Records excerpted from a collection

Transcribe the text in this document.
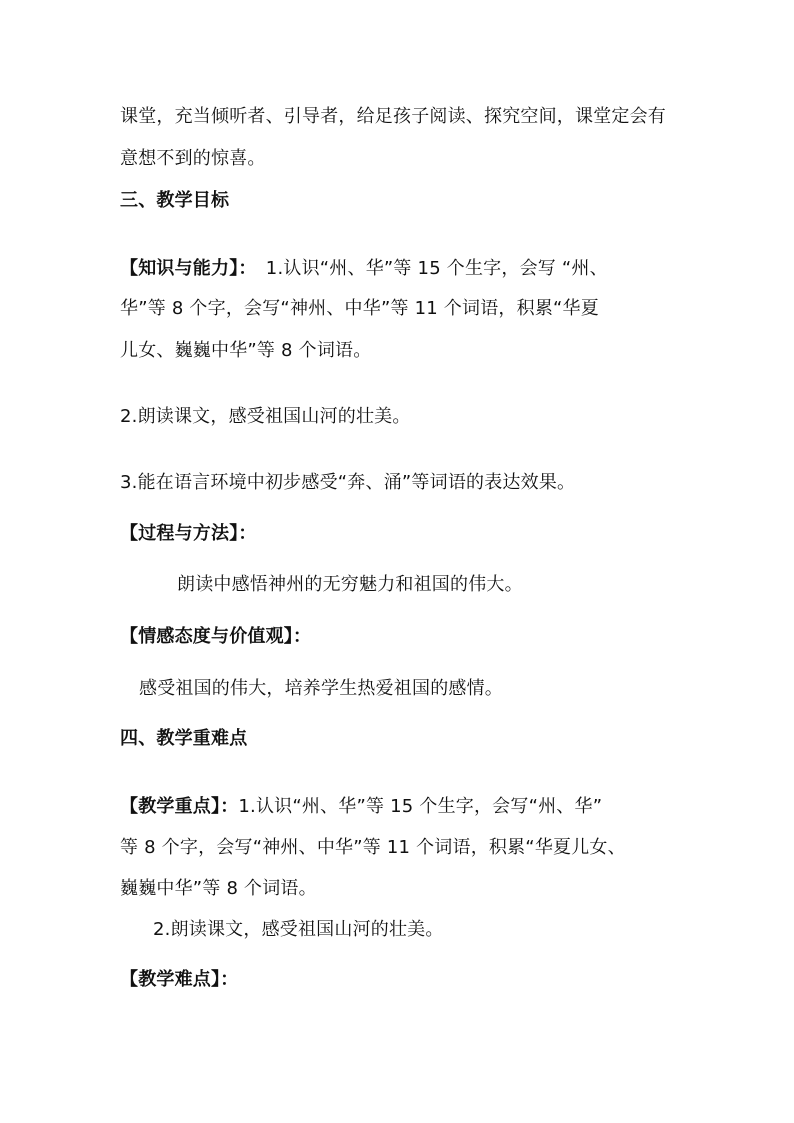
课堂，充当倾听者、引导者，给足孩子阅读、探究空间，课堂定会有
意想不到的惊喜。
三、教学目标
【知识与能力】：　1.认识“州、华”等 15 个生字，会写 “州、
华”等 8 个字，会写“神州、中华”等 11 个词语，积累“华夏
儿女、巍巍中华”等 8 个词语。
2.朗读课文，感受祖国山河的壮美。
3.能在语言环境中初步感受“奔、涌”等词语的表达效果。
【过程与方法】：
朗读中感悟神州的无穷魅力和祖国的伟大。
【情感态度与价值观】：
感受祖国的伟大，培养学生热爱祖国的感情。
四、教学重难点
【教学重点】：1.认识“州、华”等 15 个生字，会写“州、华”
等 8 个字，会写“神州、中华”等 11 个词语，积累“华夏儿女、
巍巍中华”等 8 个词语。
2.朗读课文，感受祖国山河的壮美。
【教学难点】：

WHAT TO DO
Give all the entries again exactly, dropping each picture.

RESULT
Transcribe the text in this document.
课堂，充当倾听者、引导者，给足孩子阅读、探究空间，课堂定会有
意想不到的惊喜。
三、教学目标
【知识与能力】：　1.认识“州、华”等 15 个生字，会写 “州、
华”等 8 个字，会写“神州、中华”等 11 个词语，积累“华夏
儿女、巍巍中华”等 8 个词语。
2.朗读课文，感受祖国山河的壮美。
3.能在语言环境中初步感受“奔、涌”等词语的表达效果。
【过程与方法】：
朗读中感悟神州的无穷魅力和祖国的伟大。
【情感态度与价值观】：
感受祖国的伟大，培养学生热爱祖国的感情。
四、教学重难点
【教学重点】：1.认识“州、华”等 15 个生字，会写“州、华”
等 8 个字，会写“神州、中华”等 11 个词语，积累“华夏儿女、
巍巍中华”等 8 个词语。
2.朗读课文，感受祖国山河的壮美。
【教学难点】：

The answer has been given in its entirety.